DOCUMENT EXCERPT ->
=-=-=-=-=

Abstract
The COVID-19 pandemic has led to significant morbidity and mortality in lung transplant recipients. Respiratory viral infections may be associated with de-novo HLA donor-specific antibody production and impact lung transplant outcome. Since one of the immunomodulation strategies post-SARS-CoV-2 infection in lung transplant recipients include decreasing or holding anti-metabolites, concerns have been raised for higher incidence of de-novo HLA donor specific antibody production in lung transplant recipients. We performed a retrospective chart review of 24 consecutive lung transplant recipients diagnosed with COVID-19 to investigate this concern. We observed no significant differences in the CPRA or MFI levels of HLA class I and II antibodies pre- COVID-19 compared to 1 and 6 months post-COVID-19 diagnosis in 11/24 (45.8 %) LTR (p = 0.98 and p = 0.63 respectively). HLA class I and II DSA were detected in 5/24 LTR pre-COVID-19 diagnosis and persisted with no significant differences in the median MFI levels at 1 and 6 months post-COVID-19 diagnosis (p = 0.89). De-novo HLA class I and II DSA were detected in 1/24 (4.2 %) LTR at one month post-COVID-19 diagnosis and persisted with no significant differences in the median MFI levels at 1 and 6 months post-COVID-19 diagnosis (p = 0.54). Our results suggest that there was no significant association between SARS-CoV-2 infection and immunomodulation on pre-existing or de novo HLA donor specific antibodies.

=-=-=-=-=

Stored data entries ->

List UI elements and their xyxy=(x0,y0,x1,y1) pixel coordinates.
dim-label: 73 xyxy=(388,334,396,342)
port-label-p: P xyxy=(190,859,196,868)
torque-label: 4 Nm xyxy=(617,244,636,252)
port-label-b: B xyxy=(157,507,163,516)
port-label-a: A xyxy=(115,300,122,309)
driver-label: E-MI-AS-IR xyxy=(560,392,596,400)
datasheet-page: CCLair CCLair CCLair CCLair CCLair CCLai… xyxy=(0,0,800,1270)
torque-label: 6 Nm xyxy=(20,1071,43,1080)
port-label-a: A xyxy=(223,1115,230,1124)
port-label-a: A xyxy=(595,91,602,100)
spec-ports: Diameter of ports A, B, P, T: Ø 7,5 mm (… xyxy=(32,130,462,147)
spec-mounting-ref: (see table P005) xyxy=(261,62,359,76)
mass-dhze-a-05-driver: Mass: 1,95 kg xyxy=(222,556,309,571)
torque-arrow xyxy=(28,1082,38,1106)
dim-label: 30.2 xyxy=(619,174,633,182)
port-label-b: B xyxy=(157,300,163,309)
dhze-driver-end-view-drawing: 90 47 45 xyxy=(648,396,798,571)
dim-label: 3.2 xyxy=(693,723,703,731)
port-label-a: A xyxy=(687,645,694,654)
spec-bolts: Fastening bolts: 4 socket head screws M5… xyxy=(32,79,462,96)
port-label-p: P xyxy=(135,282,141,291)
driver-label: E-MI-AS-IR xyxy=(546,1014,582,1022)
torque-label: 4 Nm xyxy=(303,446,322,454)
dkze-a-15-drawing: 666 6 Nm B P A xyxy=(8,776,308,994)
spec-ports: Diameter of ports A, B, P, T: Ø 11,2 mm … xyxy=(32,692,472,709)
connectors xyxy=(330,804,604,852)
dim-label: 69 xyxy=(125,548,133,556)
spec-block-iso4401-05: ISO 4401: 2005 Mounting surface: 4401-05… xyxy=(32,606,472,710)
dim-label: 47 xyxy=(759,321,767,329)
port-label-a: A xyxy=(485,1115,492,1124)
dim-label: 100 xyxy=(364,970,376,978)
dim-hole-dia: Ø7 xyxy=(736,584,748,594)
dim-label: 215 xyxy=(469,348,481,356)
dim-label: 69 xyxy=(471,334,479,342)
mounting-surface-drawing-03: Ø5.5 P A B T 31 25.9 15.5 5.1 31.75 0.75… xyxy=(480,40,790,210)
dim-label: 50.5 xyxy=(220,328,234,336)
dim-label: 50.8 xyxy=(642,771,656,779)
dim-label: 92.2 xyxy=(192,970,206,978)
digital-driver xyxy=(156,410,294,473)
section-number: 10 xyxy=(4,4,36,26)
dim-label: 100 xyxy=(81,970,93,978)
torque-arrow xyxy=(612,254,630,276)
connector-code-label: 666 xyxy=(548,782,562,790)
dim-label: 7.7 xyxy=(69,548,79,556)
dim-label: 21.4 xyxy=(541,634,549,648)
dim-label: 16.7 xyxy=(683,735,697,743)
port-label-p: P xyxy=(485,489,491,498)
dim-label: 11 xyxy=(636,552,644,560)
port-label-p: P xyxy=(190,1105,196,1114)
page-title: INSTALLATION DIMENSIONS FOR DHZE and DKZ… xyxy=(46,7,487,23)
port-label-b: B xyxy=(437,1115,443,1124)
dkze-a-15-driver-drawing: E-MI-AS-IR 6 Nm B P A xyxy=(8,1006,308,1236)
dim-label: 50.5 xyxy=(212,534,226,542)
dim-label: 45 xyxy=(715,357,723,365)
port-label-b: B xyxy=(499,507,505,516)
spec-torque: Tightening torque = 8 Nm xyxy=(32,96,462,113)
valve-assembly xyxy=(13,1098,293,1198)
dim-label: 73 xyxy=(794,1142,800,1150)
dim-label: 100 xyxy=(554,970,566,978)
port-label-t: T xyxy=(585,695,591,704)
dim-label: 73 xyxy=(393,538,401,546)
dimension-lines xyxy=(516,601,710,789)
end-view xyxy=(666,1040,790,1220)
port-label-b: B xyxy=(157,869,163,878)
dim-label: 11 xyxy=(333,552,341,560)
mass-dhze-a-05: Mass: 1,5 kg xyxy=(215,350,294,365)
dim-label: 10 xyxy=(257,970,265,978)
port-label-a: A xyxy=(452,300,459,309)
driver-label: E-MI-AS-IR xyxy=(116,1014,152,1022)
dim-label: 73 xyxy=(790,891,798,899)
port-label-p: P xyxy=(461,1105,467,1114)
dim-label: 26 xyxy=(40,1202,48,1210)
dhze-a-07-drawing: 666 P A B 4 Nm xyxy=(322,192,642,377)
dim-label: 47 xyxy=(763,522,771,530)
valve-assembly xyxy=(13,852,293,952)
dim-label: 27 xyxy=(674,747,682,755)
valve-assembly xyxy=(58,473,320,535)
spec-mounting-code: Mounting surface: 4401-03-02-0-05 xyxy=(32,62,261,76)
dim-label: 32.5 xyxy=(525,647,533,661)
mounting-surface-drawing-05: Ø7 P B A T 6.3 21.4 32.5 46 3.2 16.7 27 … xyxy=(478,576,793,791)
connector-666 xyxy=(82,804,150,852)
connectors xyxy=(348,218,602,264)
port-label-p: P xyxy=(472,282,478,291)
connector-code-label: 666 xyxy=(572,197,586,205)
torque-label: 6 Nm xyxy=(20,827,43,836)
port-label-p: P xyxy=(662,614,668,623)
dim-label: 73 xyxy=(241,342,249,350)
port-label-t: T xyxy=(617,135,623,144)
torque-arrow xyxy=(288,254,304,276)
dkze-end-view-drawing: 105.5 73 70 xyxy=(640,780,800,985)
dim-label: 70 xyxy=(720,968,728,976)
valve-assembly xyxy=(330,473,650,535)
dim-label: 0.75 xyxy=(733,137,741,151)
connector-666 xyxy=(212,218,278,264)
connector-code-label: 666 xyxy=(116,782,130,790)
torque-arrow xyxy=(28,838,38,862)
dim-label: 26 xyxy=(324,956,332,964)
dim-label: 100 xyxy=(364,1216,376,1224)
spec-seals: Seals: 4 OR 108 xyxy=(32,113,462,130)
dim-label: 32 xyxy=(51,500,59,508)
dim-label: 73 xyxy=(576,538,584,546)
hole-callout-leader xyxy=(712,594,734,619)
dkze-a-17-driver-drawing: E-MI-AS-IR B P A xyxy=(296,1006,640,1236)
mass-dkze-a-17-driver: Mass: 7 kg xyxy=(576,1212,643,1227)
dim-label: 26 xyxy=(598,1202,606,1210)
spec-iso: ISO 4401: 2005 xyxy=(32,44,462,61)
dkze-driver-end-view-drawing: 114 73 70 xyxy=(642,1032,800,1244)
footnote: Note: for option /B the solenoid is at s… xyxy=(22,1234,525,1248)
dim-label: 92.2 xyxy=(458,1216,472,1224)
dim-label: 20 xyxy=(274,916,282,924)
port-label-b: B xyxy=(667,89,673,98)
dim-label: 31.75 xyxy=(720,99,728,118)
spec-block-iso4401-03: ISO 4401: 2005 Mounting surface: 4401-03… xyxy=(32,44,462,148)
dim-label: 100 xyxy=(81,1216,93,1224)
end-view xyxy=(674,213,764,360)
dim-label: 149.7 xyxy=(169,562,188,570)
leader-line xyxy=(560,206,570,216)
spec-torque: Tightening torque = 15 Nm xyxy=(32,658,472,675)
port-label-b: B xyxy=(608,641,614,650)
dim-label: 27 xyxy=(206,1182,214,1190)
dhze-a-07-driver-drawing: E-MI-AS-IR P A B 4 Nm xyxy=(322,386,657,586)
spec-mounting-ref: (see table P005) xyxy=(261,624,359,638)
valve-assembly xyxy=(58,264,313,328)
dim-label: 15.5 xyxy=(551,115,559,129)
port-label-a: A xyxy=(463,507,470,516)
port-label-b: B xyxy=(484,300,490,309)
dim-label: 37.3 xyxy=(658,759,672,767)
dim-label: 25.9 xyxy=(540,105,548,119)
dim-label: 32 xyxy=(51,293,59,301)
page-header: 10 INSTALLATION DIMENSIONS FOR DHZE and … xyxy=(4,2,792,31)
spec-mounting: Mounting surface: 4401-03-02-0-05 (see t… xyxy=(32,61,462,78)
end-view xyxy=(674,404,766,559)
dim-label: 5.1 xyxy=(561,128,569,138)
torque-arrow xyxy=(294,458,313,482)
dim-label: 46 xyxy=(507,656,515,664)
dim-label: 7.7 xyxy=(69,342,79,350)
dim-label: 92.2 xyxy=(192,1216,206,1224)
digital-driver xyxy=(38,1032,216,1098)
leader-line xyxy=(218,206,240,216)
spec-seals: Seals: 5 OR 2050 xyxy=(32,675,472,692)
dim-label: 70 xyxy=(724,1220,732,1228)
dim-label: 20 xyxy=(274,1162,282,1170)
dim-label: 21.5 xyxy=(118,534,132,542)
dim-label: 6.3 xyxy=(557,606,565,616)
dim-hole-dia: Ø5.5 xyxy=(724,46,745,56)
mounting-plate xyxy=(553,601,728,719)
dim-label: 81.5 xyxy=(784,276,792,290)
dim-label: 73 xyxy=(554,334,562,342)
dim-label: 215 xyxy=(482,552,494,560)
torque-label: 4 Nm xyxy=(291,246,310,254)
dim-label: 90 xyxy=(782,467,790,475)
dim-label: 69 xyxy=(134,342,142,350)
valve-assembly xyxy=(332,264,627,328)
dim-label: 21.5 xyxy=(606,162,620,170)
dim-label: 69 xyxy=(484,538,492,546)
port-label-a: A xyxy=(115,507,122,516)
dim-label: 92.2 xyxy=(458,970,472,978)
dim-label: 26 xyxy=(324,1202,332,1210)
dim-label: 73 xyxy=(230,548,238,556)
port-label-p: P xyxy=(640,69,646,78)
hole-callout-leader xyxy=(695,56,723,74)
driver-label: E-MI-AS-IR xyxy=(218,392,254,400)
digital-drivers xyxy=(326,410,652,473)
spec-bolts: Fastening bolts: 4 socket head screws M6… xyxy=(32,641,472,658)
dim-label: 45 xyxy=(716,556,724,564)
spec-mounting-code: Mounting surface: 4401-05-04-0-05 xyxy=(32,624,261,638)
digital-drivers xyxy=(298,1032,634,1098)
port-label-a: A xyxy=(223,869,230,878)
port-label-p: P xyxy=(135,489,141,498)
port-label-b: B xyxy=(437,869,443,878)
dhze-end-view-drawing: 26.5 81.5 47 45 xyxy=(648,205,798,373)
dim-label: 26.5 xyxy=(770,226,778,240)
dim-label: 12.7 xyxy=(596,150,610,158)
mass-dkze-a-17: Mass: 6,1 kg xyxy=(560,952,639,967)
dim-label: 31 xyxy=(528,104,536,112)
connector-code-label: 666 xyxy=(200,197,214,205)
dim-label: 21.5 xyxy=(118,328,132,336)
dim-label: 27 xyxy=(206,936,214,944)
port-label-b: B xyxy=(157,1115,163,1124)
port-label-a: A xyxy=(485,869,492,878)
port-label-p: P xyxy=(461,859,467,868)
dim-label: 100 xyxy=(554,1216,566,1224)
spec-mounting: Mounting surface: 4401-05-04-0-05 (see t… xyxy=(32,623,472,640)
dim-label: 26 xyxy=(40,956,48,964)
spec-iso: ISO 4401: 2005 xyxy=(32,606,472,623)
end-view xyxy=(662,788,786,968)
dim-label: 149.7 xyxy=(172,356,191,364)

=-=-=-=-=

WORK TO COMPLETE ->
A: According to the abstract on COVID-19 in lung transplant recipients, how many recipients had de-novo HLA class I and II DSA detected one month after their COVID-19 diagnosis?
B: Continue the abstract on COVID-19 in lung transplant recipients, beginning right after its final sentence.

SOLVED PROBLEMS ->
A: One of the 24 recipients (4.2 %).

B:
Keywords: HLA antibodies, Lung transplant, COVID-19
Abbreviations: LTR, Lung Transplant Recipients; RVI, respiratory viral infections; AMR, antibody-mediated rejection; CLAD, Chronic Lung Allograft Dysfunction; BOS, Bronchiolitis Obliterans Syndrome; RAS, restrictive allograft syndrome; DSA, Donor-Specific Antibodies; ECMO, extra-corporeal membrane oxygenation; CAD, coronary artery disease; CKD, Chronic Kidney Disease, CLD, and Chronic Liver Disease; MFI, mean fluorescence intensity; CPRA, calculated panel reactive antibody
1. Introduction
As of July 1st, 2022, the COVID-19 pandemic has led to 551 million confirmed SARS-CoV-2 infection cases and 6.3 million deaths globally as per report from World Health Organization [1]. Long term effects on morbidity and mortality in high-risk sub-group populations remains to be determined. One such high risk population is solid organ transplant recipients because of their immunocompromised status. Lung Transplant Recipients (LTR) within this cohort are most at-risk because lungs are the primary organs involved with SARS-CoV-2 infection. Respiratory viral infections (RVI) may be associated with de-novo HLA donor-specific antibodies (DSA) production and impact lung transplant outcome [2]. However, RVI did not influence pediatric lung transplantation outcomes raising the possibility that the immunologic impact of RVI in pediatric LTR is different than in adult LTR [3]. Isolation of Pseudomonas Aeruginosa in LTR was also associated with increased risk of HLA DSA development [4]. These studies raise concerns for impact of SARS-CoV-2 infection on de novo HLA DSA production in LTR.
Chronic Lung Allograft Dysfunction (CLAD) is the most important cause of long-term morbidity and mortality in LTR [5]. CLAD can present as an obstructive phenotype known as Bronchiolitis Obliterans Syndrome (BOS) or as restrictive phenotype with pulmonary fibrosis known as restrictive allograft syndrome (RAS) [6]. De-Novo HLA class I and II DSA can cause antibody mediated rejection (AMR), development of BOS resulting in increased graft loss and decreased patient survival [7], [8], [9]. It has been reported that HLA DSA formation precedes graft dysfunction and LTR with clearance of HLA DSA have a higher survival rate than those without DSA clearance [10]. The primary purpose of our study was to assess the association between SARS-CoV-2 infection and pre-existing or de novo HLA DSA in LTR.
Methods.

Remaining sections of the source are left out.